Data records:
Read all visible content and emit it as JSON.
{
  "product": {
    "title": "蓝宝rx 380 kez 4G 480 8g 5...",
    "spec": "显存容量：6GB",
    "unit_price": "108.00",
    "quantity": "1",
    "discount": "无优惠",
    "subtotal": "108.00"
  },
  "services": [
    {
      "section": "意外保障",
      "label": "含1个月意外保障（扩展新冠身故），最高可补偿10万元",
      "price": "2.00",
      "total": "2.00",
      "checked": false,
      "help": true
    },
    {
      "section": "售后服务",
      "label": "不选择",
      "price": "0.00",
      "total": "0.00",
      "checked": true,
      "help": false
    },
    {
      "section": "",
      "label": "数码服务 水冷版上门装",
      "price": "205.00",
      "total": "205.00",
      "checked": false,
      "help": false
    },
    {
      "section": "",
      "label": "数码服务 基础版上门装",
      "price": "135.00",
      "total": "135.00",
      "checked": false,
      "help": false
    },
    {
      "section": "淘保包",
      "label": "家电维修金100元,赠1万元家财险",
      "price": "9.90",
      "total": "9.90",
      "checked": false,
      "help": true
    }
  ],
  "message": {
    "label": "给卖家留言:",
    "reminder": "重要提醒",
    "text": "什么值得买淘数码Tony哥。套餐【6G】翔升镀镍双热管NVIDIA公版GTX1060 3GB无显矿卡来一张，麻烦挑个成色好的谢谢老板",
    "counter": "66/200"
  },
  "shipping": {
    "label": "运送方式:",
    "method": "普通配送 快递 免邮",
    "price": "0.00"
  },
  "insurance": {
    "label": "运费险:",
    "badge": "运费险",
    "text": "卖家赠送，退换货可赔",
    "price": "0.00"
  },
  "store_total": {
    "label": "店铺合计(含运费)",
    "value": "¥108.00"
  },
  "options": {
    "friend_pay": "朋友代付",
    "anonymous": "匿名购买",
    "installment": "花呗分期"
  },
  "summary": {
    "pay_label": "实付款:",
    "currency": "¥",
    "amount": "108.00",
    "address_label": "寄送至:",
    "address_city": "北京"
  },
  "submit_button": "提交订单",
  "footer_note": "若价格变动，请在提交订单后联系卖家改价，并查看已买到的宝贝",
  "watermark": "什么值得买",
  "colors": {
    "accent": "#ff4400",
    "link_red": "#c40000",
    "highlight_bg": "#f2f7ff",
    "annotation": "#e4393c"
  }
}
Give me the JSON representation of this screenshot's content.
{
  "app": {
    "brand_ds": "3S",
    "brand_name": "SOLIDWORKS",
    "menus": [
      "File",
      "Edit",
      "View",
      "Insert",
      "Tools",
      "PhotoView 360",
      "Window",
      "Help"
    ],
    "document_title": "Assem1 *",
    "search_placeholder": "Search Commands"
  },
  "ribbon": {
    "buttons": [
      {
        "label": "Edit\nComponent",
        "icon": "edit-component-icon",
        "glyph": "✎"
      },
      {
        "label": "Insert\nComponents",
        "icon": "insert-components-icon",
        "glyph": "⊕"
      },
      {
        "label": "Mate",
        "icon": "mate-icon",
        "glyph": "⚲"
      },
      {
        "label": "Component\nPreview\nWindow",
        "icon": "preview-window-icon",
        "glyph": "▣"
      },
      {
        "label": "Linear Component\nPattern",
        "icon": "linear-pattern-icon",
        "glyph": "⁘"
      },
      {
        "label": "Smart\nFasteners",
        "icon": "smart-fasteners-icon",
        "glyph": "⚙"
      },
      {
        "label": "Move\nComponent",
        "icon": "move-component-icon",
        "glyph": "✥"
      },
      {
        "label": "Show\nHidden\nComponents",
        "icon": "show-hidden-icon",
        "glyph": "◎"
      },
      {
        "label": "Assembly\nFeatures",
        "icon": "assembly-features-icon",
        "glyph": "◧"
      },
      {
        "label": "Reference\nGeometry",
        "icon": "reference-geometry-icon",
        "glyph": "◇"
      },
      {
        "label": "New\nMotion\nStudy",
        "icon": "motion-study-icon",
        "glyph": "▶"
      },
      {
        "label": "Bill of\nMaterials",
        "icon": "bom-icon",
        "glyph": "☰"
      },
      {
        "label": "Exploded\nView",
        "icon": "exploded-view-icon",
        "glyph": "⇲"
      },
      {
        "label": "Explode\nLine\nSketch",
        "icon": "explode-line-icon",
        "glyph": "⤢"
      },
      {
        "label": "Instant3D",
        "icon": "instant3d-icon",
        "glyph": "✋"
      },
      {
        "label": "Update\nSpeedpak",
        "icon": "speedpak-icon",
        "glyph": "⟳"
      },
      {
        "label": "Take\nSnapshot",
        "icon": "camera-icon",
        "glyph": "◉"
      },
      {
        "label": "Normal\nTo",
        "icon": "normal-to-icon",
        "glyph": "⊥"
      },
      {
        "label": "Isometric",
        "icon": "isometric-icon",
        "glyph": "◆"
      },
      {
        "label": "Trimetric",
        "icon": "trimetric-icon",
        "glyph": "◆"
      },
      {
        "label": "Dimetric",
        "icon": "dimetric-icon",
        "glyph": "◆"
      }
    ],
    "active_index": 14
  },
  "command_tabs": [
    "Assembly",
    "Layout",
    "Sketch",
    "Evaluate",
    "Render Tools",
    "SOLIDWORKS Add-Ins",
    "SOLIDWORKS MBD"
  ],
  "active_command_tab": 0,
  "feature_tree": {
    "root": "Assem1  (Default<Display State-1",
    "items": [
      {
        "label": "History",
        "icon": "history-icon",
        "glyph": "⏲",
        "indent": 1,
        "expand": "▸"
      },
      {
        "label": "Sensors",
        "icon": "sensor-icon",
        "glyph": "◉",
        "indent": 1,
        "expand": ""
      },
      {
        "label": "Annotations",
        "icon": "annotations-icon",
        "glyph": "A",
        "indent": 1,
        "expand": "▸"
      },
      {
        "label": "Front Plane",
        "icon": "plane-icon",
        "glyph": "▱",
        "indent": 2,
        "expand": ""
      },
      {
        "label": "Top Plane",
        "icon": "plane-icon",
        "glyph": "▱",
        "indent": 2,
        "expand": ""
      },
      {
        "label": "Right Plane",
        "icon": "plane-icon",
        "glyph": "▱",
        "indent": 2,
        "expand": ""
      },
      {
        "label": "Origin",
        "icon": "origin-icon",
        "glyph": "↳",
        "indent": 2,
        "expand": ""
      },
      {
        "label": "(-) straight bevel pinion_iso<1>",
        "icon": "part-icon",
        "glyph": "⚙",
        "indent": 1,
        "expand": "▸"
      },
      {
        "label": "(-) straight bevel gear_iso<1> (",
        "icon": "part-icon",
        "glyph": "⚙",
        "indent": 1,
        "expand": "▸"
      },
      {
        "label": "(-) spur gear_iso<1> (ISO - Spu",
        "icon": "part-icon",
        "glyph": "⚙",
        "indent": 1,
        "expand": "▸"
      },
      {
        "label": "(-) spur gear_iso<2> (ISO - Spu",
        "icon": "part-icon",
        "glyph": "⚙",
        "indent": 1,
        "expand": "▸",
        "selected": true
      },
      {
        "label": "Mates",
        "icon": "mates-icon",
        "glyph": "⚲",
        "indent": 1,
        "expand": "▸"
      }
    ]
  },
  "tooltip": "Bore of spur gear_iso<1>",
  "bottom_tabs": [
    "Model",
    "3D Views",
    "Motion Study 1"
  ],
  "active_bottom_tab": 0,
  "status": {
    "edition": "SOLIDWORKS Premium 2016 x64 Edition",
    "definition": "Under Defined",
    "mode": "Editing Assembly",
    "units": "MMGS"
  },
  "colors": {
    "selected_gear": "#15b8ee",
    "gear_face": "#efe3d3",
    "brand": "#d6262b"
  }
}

**Short problem:** Reproduce every line of the material above exactly.

**Worked solution:**
Read all visible content and emit it as JSON.
{
  "product": {
    "title": "蓝宝rx 380 kez 4G 480 8g 5...",
    "spec": "显存容量：6GB",
    "unit_price": "108.00",
    "quantity": "1",
    "discount": "无优惠",
    "subtotal": "108.00"
  },
  "services": [
    {
      "section": "意外保障",
      "label": "含1个月意外保障（扩展新冠身故），最高可补偿10万元",
      "price": "2.00",
      "total": "2.00",
      "checked": false,
      "help": true
    },
    {
      "section": "售后服务",
      "label": "不选择",
      "price": "0.00",
      "total": "0.00",
      "checked": true,
      "help": false
    },
    {
      "section": "",
      "label": "数码服务 水冷版上门装",
      "price": "205.00",
      "total": "205.00",
      "checked": false,
      "help": false
    },
    {
      "section": "",
      "label": "数码服务 基础版上门装",
      "price": "135.00",
      "total": "135.00",
      "checked": false,
      "help": false
    },
    {
      "section": "淘保包",
      "label": "家电维修金100元,赠1万元家财险",
      "price": "9.90",
      "total": "9.90",
      "checked": false,
      "help": true
    }
  ],
  "message": {
    "label": "给卖家留言:",
    "reminder": "重要提醒",
    "text": "什么值得买淘数码Tony哥。套餐【6G】翔升镀镍双热管NVIDIA公版GTX1060 3GB无显矿卡来一张，麻烦挑个成色好的谢谢老板",
    "counter": "66/200"
  },
  "shipping": {
    "label": "运送方式:",
    "method": "普通配送 快递 免邮",
    "price": "0.00"
  },
  "insurance": {
    "label": "运费险:",
    "badge": "运费险",
    "text": "卖家赠送，退换货可赔",
    "price": "0.00"
  },
  "store_total": {
    "label": "店铺合计(含运费)",
    "value": "¥108.00"
  },
  "options": {
    "friend_pay": "朋友代付",
    "anonymous": "匿名购买",
    "installment": "花呗分期"
  },
  "summary": {
    "pay_label": "实付款:",
    "currency": "¥",
    "amount": "108.00",
    "address_label": "寄送至:",
    "address_city": "北京"
  },
  "submit_button": "提交订单",
  "footer_note": "若价格变动，请在提交订单后联系卖家改价，并查看已买到的宝贝",
  "watermark": "什么值得买",
  "colors": {
    "accent": "#ff4400",
    "link_red": "#c40000",
    "highlight_bg": "#f2f7ff",
    "annotation": "#e4393c"
  }
}
Give me the JSON representation of this screenshot's content.
{
  "app": {
    "brand_ds": "3S",
    "brand_name": "SOLIDWORKS",
    "menus": [
      "File",
      "Edit",
      "View",
      "Insert",
      "Tools",
      "PhotoView 360",
      "Window",
      "Help"
    ],
    "document_title": "Assem1 *",
    "search_placeholder": "Search Commands"
  },
  "ribbon": {
    "buttons": [
      {
        "label": "Edit\nComponent",
        "icon": "edit-component-icon",
        "glyph": "✎"
      },
      {
        "label": "Insert\nComponents",
        "icon": "insert-components-icon",
        "glyph": "⊕"
      },
      {
        "label": "Mate",
        "icon": "mate-icon",
        "glyph": "⚲"
      },
      {
        "label": "Component\nPreview\nWindow",
        "icon": "preview-window-icon",
        "glyph": "▣"
      },
      {
        "label": "Linear Component\nPattern",
        "icon": "linear-pattern-icon",
        "glyph": "⁘"
      },
      {
        "label": "Smart\nFasteners",
        "icon": "smart-fasteners-icon",
        "glyph": "⚙"
      },
      {
        "label": "Move\nComponent",
        "icon": "move-component-icon",
        "glyph": "✥"
      },
      {
        "label": "Show\nHidden\nComponents",
        "icon": "show-hidden-icon",
        "glyph": "◎"
      },
      {
        "label": "Assembly\nFeatures",
        "icon": "assembly-features-icon",
        "glyph": "◧"
      },
      {
        "label": "Reference\nGeometry",
        "icon": "reference-geometry-icon",
        "glyph": "◇"
      },
      {
        "label": "New\nMotion\nStudy",
        "icon": "motion-study-icon",
        "glyph": "▶"
      },
      {
        "label": "Bill of\nMaterials",
        "icon": "bom-icon",
        "glyph": "☰"
      },
      {
        "label": "Exploded\nView",
        "icon": "exploded-view-icon",
        "glyph": "⇲"
      },
      {
        "label": "Explode\nLine\nSketch",
        "icon": "explode-line-icon",
        "glyph": "⤢"
      },
      {
        "label": "Instant3D",
        "icon": "instant3d-icon",
        "glyph": "✋"
      },
      {
        "label": "Update\nSpeedpak",
        "icon": "speedpak-icon",
        "glyph": "⟳"
      },
      {
        "label": "Take\nSnapshot",
        "icon": "camera-icon",
        "glyph": "◉"
      },
      {
        "label": "Normal\nTo",
        "icon": "normal-to-icon",
        "glyph": "⊥"
      },
      {
        "label": "Isometric",
        "icon": "isometric-icon",
        "glyph": "◆"
      },
      {
        "label": "Trimetric",
        "icon": "trimetric-icon",
        "glyph": "◆"
      },
      {
        "label": "Dimetric",
        "icon": "dimetric-icon",
        "glyph": "◆"
      }
    ],
    "active_index": 14
  },
  "command_tabs": [
    "Assembly",
    "Layout",
    "Sketch",
    "Evaluate",
    "Render Tools",
    "SOLIDWORKS Add-Ins",
    "SOLIDWORKS MBD"
  ],
  "active_command_tab": 0,
  "feature_tree": {
    "root": "Assem1  (Default<Display State-1",
    "items": [
      {
        "label": "History",
        "icon": "history-icon",
        "glyph": "⏲",
        "indent": 1,
        "expand": "▸"
      },
      {
        "label": "Sensors",
        "icon": "sensor-icon",
        "glyph": "◉",
        "indent": 1,
        "expand": ""
      },
      {
        "label": "Annotations",
        "icon": "annotations-icon",
        "glyph": "A",
        "indent": 1,
        "expand": "▸"
      },
      {
        "label": "Front Plane",
        "icon": "plane-icon",
        "glyph": "▱",
        "indent": 2,
        "expand": ""
      },
      {
        "label": "Top Plane",
        "icon": "plane-icon",
        "glyph": "▱",
        "indent": 2,
        "expand": ""
      },
      {
        "label": "Right Plane",
        "icon": "plane-icon",
        "glyph": "▱",
        "indent": 2,
        "expand": ""
      },
      {
        "label": "Origin",
        "icon": "origin-icon",
        "glyph": "↳",
        "indent": 2,
        "expand": ""
      },
      {
        "label": "(-) straight bevel pinion_iso<1>",
        "icon": "part-icon",
        "glyph": "⚙",
        "indent": 1,
        "expand": "▸"
      },
      {
        "label": "(-) straight bevel gear_iso<1> (",
        "icon": "part-icon",
        "glyph": "⚙",
        "indent": 1,
        "expand": "▸"
      },
      {
        "label": "(-) spur gear_iso<1> (ISO - Spu",
        "icon": "part-icon",
        "glyph": "⚙",
        "indent": 1,
        "expand": "▸"
      },
      {
        "label": "(-) spur gear_iso<2> (ISO - Spu",
        "icon": "part-icon",
        "glyph": "⚙",
        "indent": 1,
        "expand": "▸",
        "selected": true
      },
      {
        "label": "Mates",
        "icon": "mates-icon",
        "glyph": "⚲",
        "indent": 1,
        "expand": "▸"
      }
    ]
  },
  "tooltip": "Bore of spur gear_iso<1>",
  "bottom_tabs": [
    "Model",
    "3D Views",
    "Motion Study 1"
  ],
  "active_bottom_tab": 0,
  "status": {
    "edition": "SOLIDWORKS Premium 2016 x64 Edition",
    "definition": "Under Defined",
    "mode": "Editing Assembly",
    "units": "MMGS"
  },
  "colors": {
    "selected_gear": "#15b8ee",
    "gear_face": "#efe3d3",
    "brand": "#d6262b"
  }
}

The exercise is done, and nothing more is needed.